● **Job**
Find each line holding "processing" and copy it out.

Stored entries:

-*-*-

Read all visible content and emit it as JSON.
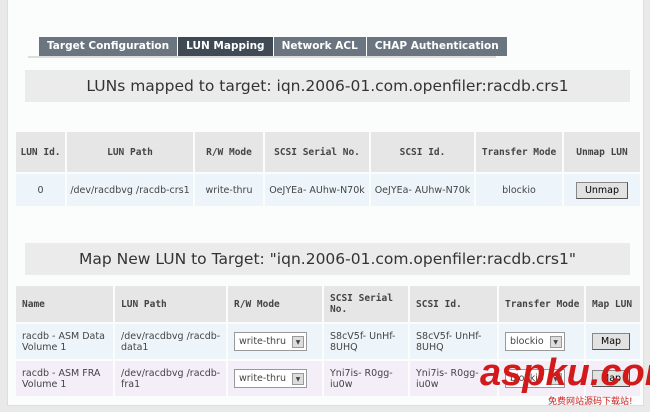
{
  "tabs": [
    "Target Configuration",
    "LUN Mapping",
    "Network ACL",
    "CHAP Authentication"
  ],
  "active_tab": "LUN Mapping",
  "mapped": {
    "title": "LUNs mapped to target: iqn.2006-01.com.openfiler:racdb.crs1",
    "headers": [
      "LUN Id.",
      "LUN Path",
      "R/W Mode",
      "SCSI Serial No.",
      "SCSI Id.",
      "Transfer Mode",
      "Unmap LUN"
    ],
    "rows": [
      {
        "id": "0",
        "path": "/dev/racdbvg /racdb-crs1",
        "mode": "write-thru",
        "serial": "OeJYEa- AUhw-N70k",
        "scsi_id": "OeJYEa- AUhw-N70k",
        "transfer": "blockio",
        "action": "Unmap"
      }
    ]
  },
  "map_new": {
    "title": "Map New LUN to Target: \"iqn.2006-01.com.openfiler:racdb.crs1\"",
    "headers": [
      "Name",
      "LUN Path",
      "R/W Mode",
      "SCSI Serial No.",
      "SCSI Id.",
      "Transfer Mode",
      "Map LUN"
    ],
    "rows": [
      {
        "name": "racdb - ASM Data Volume 1",
        "path": "/dev/racdbvg /racdb-data1",
        "mode": "write-thru",
        "serial": "S8cV5f- UnHf-8UHQ",
        "scsi_id": "S8cV5f- UnHf-8UHQ",
        "transfer": "blockio",
        "action": "Map"
      },
      {
        "name": "racdb - ASM FRA Volume 1",
        "path": "/dev/racdbvg /racdb-fra1",
        "mode": "write-thru",
        "serial": "Yni7is- R0gg-iu0w",
        "scsi_id": "Yni7is- R0gg-iu0w",
        "transfer": "blockio",
        "action": "Map"
      }
    ]
  },
  "watermark": {
    "logo": "aspku.com",
    "slogan": "免费网站源码下载站!"
  }
}
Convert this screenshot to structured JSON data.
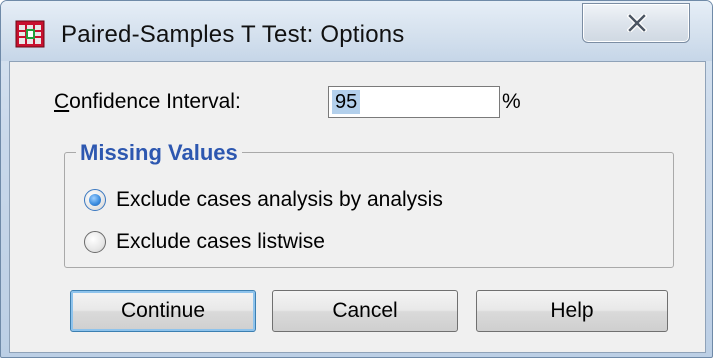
{
  "window": {
    "title": "Paired-Samples T Test: Options",
    "close_label": "Close"
  },
  "confidence": {
    "label_first": "C",
    "label_rest": "onfidence Interval:",
    "value": "95",
    "suffix": "%"
  },
  "missing_values": {
    "title": "Missing Values",
    "options": [
      {
        "label": "Exclude cases analysis by analysis",
        "selected": true
      },
      {
        "label": "Exclude cases listwise",
        "selected": false
      }
    ]
  },
  "buttons": {
    "continue": "Continue",
    "cancel": "Cancel",
    "help": "Help"
  },
  "colors": {
    "group_title": "#2d57b0",
    "selection": "#b3d0ec"
  },
  "icons": {
    "app": "spss-table-icon",
    "close": "close-icon"
  }
}
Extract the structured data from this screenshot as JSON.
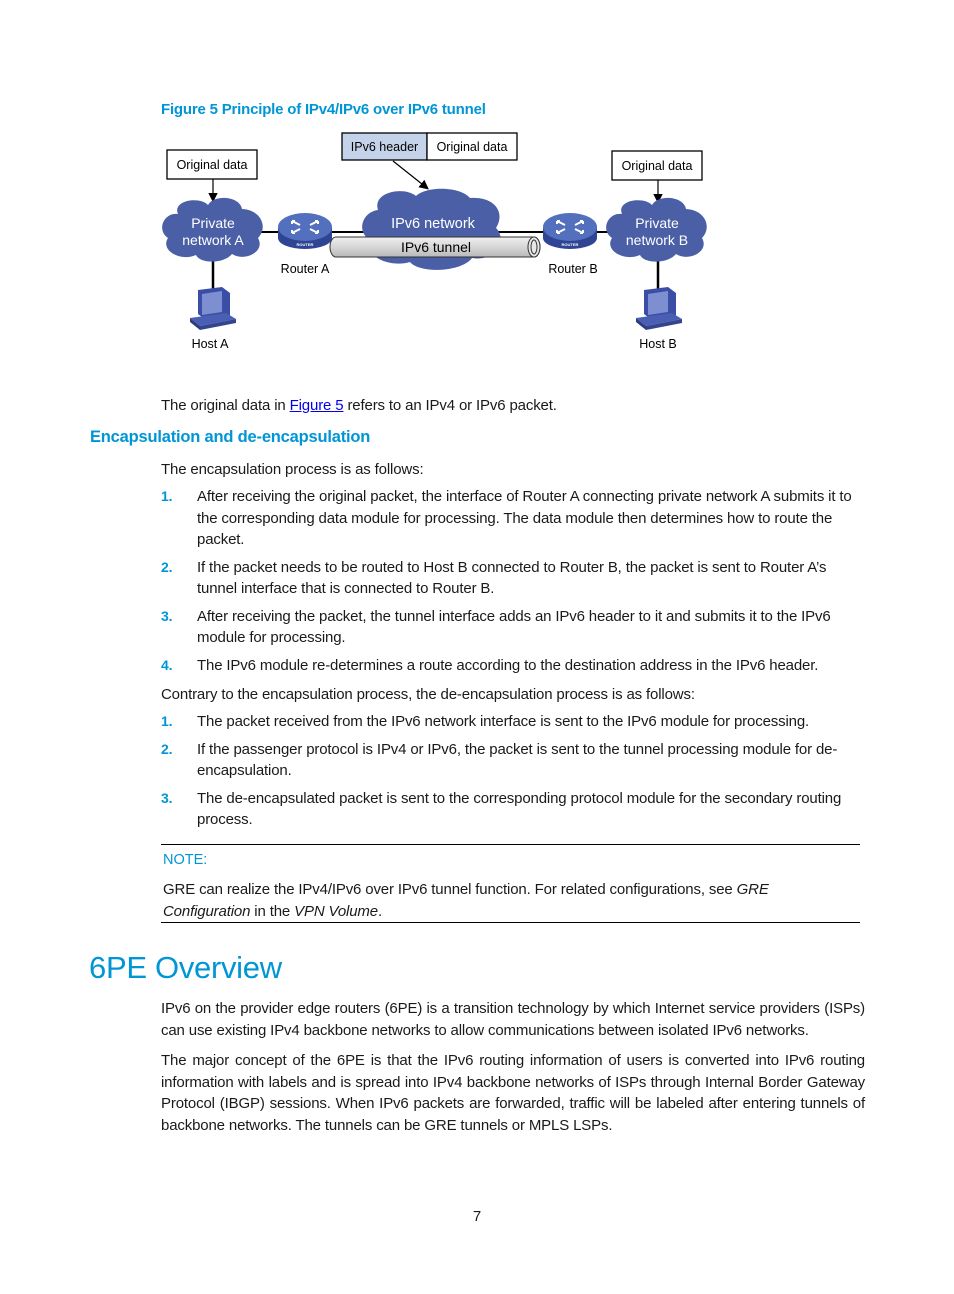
{
  "figure": {
    "caption": "Figure 5 Principle of IPv4/IPv6 over IPv6 tunnel",
    "labels": {
      "original_data_left": "Original data",
      "original_data_right": "Original data",
      "packet_header": "IPv6 header",
      "packet_data": "Original data",
      "private_network_a_line1": "Private",
      "private_network_a_line2": "network A",
      "private_network_b_line1": "Private",
      "private_network_b_line2": "network B",
      "ipv6_network": "IPv6 network",
      "ipv6_tunnel": "IPv6 tunnel",
      "router_a": "Router A",
      "router_b": "Router B",
      "router_badge": "ROUTER",
      "host_a": "Host A",
      "host_b": "Host B"
    },
    "colors": {
      "cloud": "#4a5fa6",
      "router": "#4a64b0",
      "host": "#3b4ea5",
      "header_fill": "#c5d3ea",
      "tunnel_fill": "#d8d8d8"
    },
    "icons": [
      "cloud-icon",
      "router-icon",
      "host-computer-icon",
      "tunnel-pipe-icon"
    ]
  },
  "intro": {
    "before_link": "The original data in ",
    "link": "Figure 5",
    "after_link": " refers to an IPv4 or IPv6 packet."
  },
  "section": {
    "heading": "Encapsulation and de-encapsulation",
    "encap_intro": "The encapsulation process is as follows:",
    "encap_steps": [
      {
        "num": "1.",
        "text": "After receiving the original packet, the interface of Router A connecting private network A submits it to the corresponding data module for processing. The data module then determines how to route the packet."
      },
      {
        "num": "2.",
        "text": "If the packet needs to be routed to Host B connected to Router B, the packet is sent to Router A’s tunnel interface that is connected to Router B."
      },
      {
        "num": "3.",
        "text": "After receiving the packet, the tunnel interface adds an IPv6 header to it and submits it to the IPv6 module for processing."
      },
      {
        "num": "4.",
        "text": "The IPv6 module re-determines a route according to the destination address in the IPv6 header."
      }
    ],
    "decap_intro": "Contrary to the encapsulation process, the de-encapsulation process is as follows:",
    "decap_steps": [
      {
        "num": "1.",
        "text": "The packet received from the IPv6 network interface is sent to the IPv6 module for processing."
      },
      {
        "num": "2.",
        "text": "If the passenger protocol is IPv4 or IPv6, the packet is sent to the tunnel processing module for de-encapsulation."
      },
      {
        "num": "3.",
        "text": "The de-encapsulated packet is sent to the corresponding protocol module for the secondary routing process."
      }
    ]
  },
  "note": {
    "label": "NOTE:",
    "text_1": "GRE can realize the IPv4/IPv6 over IPv6 tunnel function. For related configurations, see ",
    "italic_1": "GRE Configuration",
    "text_2": " in the ",
    "italic_2": "VPN Volume",
    "text_3": "."
  },
  "overview": {
    "title": "6PE Overview",
    "para_1": "IPv6 on the provider edge routers (6PE) is a transition technology by which Internet service providers (ISPs) can use existing IPv4 backbone networks to allow communications between isolated IPv6 networks.",
    "para_2": "The major concept of the 6PE is that the IPv6 routing information of users is converted into IPv6 routing information with labels and is spread into IPv4 backbone networks of ISPs through Internal Border Gateway Protocol (IBGP) sessions. When IPv6 packets are forwarded, traffic will be labeled after entering tunnels of backbone networks. The tunnels can be GRE tunnels or MPLS LSPs."
  },
  "page_number": "7"
}
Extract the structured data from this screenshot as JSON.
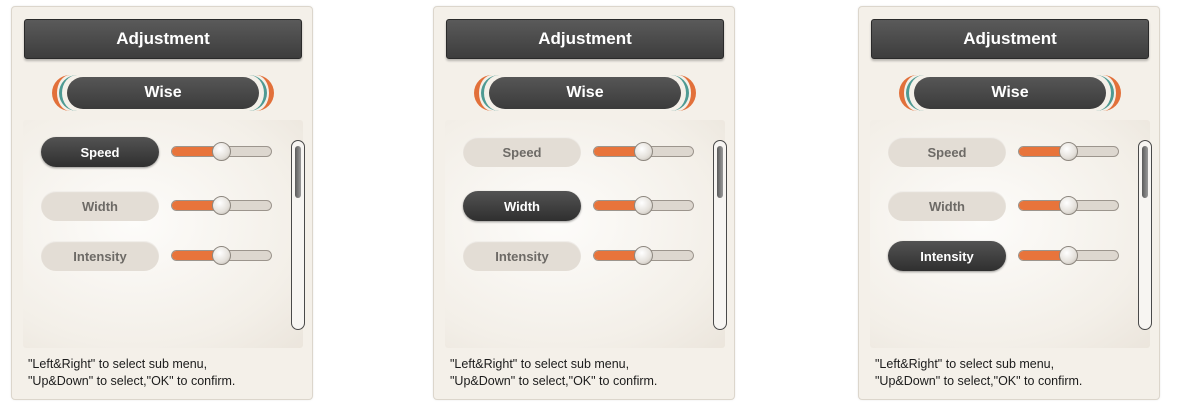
{
  "screens": [
    {
      "title": "Adjustment",
      "mode": "Wise",
      "selected_index": 0,
      "settings": [
        {
          "label": "Speed",
          "level": 0.5
        },
        {
          "label": "Width",
          "level": 0.5
        },
        {
          "label": "Intensity",
          "level": 0.5
        }
      ],
      "scroll_position": 0,
      "help_lines": [
        "\"Left&Right\" to select sub menu,",
        "\"Up&Down\" to select,\"OK\" to confirm."
      ]
    },
    {
      "title": "Adjustment",
      "mode": "Wise",
      "selected_index": 1,
      "settings": [
        {
          "label": "Speed",
          "level": 0.5
        },
        {
          "label": "Width",
          "level": 0.5
        },
        {
          "label": "Intensity",
          "level": 0.5
        }
      ],
      "scroll_position": 0,
      "help_lines": [
        "\"Left&Right\" to select sub menu,",
        "\"Up&Down\" to select,\"OK\" to confirm."
      ]
    },
    {
      "title": "Adjustment",
      "mode": "Wise",
      "selected_index": 2,
      "settings": [
        {
          "label": "Speed",
          "level": 0.5
        },
        {
          "label": "Width",
          "level": 0.5
        },
        {
          "label": "Intensity",
          "level": 0.5
        }
      ],
      "scroll_position": 0,
      "help_lines": [
        "\"Left&Right\" to select sub menu,",
        "\"Up&Down\" to select,\"OK\" to confirm."
      ]
    }
  ],
  "colors": {
    "accent_orange": "#e8743b",
    "accent_teal": "#4e9a93",
    "active_dark": "#3b3b3b",
    "panel_bg": "#f4f0e9"
  }
}
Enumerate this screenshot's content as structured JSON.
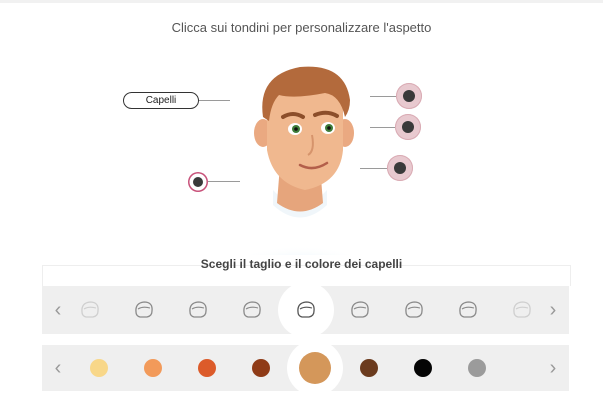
{
  "instruction": "Clicca sui tondini per personalizzare l'aspetto",
  "hair_label": "Capelli",
  "section_title": "Scegli il taglio e il colore dei capelli",
  "arrows": {
    "left": "‹",
    "right": "›"
  },
  "hair_styles": [
    "hair-style-1",
    "hair-style-2",
    "hair-style-3",
    "hair-style-4",
    "hair-style-5",
    "hair-style-6",
    "hair-style-7",
    "hair-style-8",
    "hair-style-9"
  ],
  "hair_selected_index": 4,
  "colors": {
    "swatches": [
      "#f8d789",
      "#f29a5a",
      "#dc5b2a",
      "#8f3b17",
      "#d4975a",
      "#6b3b1e",
      "#050505",
      "#9b9b9b"
    ],
    "selected_index": 4,
    "skin": "#f0b88f",
    "hair": "#b36a3c",
    "shirt": "#a8d4ea",
    "hotspot_ring": "#c8527a"
  }
}
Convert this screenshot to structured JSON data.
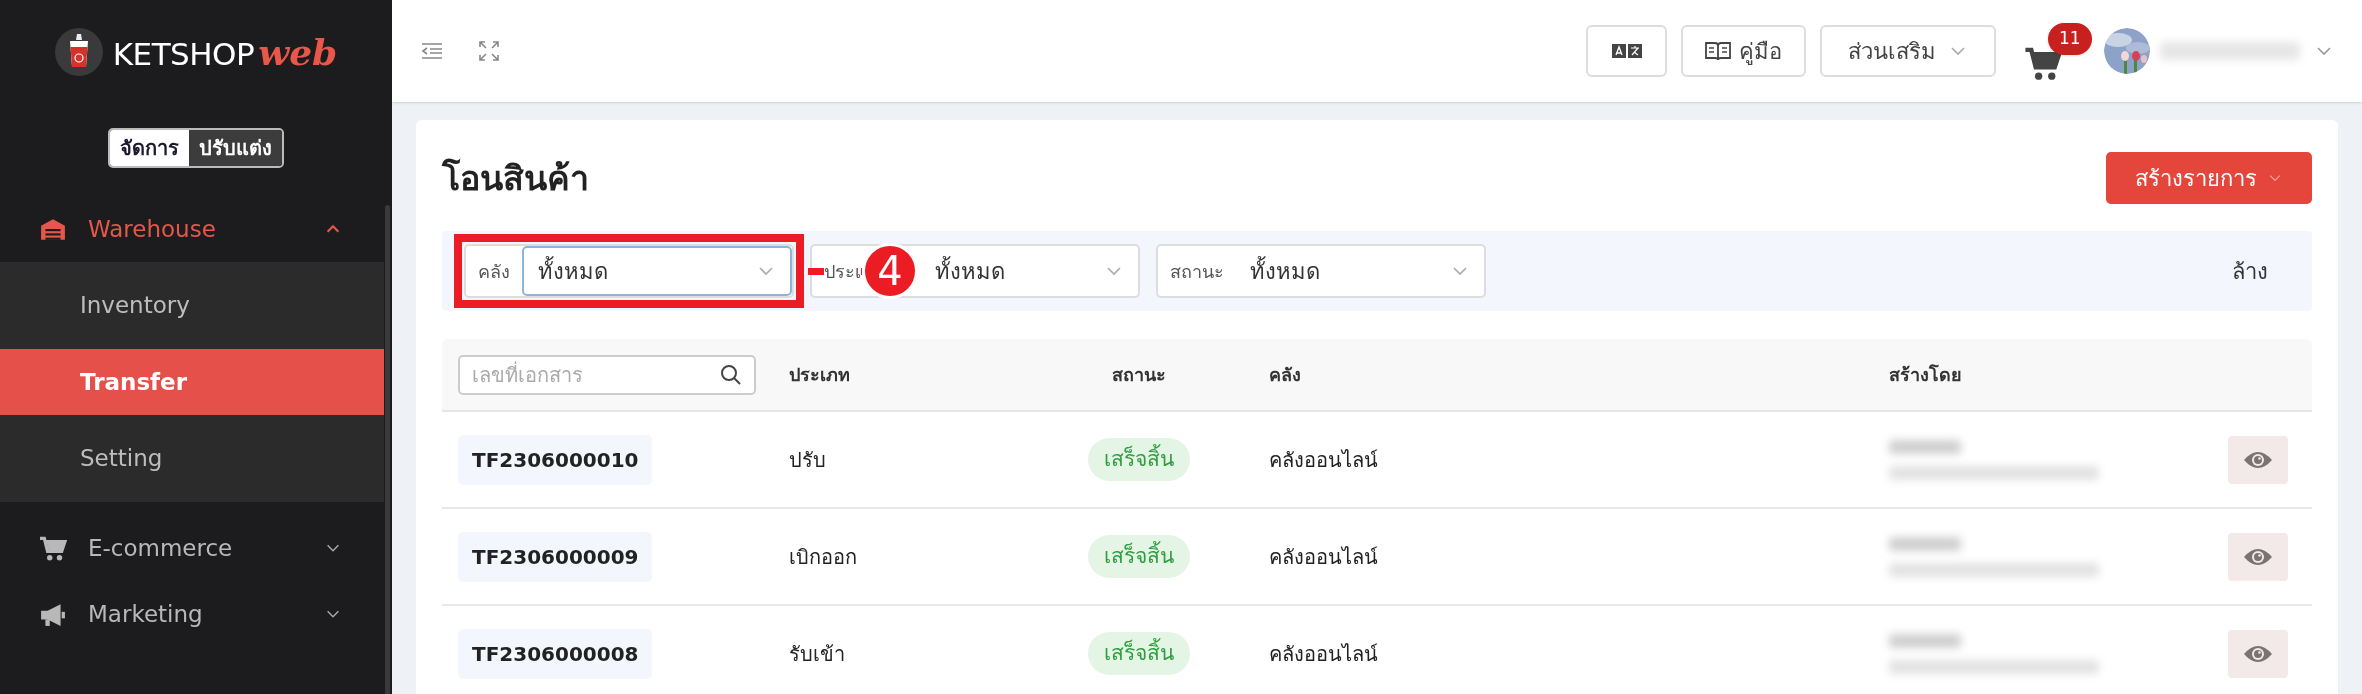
{
  "brand": {
    "name": "KETSHOP",
    "suffix": "web"
  },
  "mode_toggle": [
    {
      "label": "จัดการ",
      "selected": true
    },
    {
      "label": "ปรับแต่ง",
      "selected": false
    }
  ],
  "sidebar": {
    "items": [
      {
        "label": "Warehouse",
        "expanded": true,
        "children": [
          {
            "label": "Inventory",
            "selected": false
          },
          {
            "label": "Transfer",
            "selected": true
          },
          {
            "label": "Setting",
            "selected": false
          }
        ]
      },
      {
        "label": "E-commerce",
        "expanded": false
      },
      {
        "label": "Marketing",
        "expanded": false
      }
    ]
  },
  "header": {
    "manual_button": "คู่มือ",
    "addons_button": "ส่วนเสริม",
    "cart_count": "11"
  },
  "page": {
    "title": "โอนสินค้า",
    "create_button": "สร้างรายการ",
    "filters": [
      {
        "label": "คลัง",
        "value": "ทั้งหมด",
        "highlighted": true
      },
      {
        "label": "ประเ",
        "value": "ทั้งหมด",
        "highlighted": false
      },
      {
        "label": "สถานะ",
        "value": "ทั้งหมด",
        "highlighted": false
      }
    ],
    "annotation": "4",
    "clear_button": "ล้าง",
    "table": {
      "search_placeholder": "เลขที่เอกสาร",
      "columns": [
        "ประเภท",
        "สถานะ",
        "คลัง",
        "สร้างโดย"
      ],
      "rows": [
        {
          "doc_no": "TF2306000010",
          "type": "ปรับ",
          "status": "เสร็จสิ้น",
          "warehouse": "คลังออนไลน์"
        },
        {
          "doc_no": "TF2306000009",
          "type": "เบิกออก",
          "status": "เสร็จสิ้น",
          "warehouse": "คลังออนไลน์"
        },
        {
          "doc_no": "TF2306000008",
          "type": "รับเข้า",
          "status": "เสร็จสิ้น",
          "warehouse": "คลังออนไลน์"
        }
      ]
    }
  }
}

-*-*-

● **Exercise response**
        "text": "After receiving the original packet, the interface of Router A connecting private network A submits it to the corresponding data module for processing. The data module then determines how to route the packet."
        "text": "After receiving the packet, the tunnel interface adds an IPv6 header to it and submits it to the IPv6 module for processing."
        "text": "The packet received from the IPv6 network interface is sent to the IPv6 module for processing."
        "text": "If the passenger protocol is IPv4 or IPv6, the packet is sent to the tunnel processing module for de-encapsulation."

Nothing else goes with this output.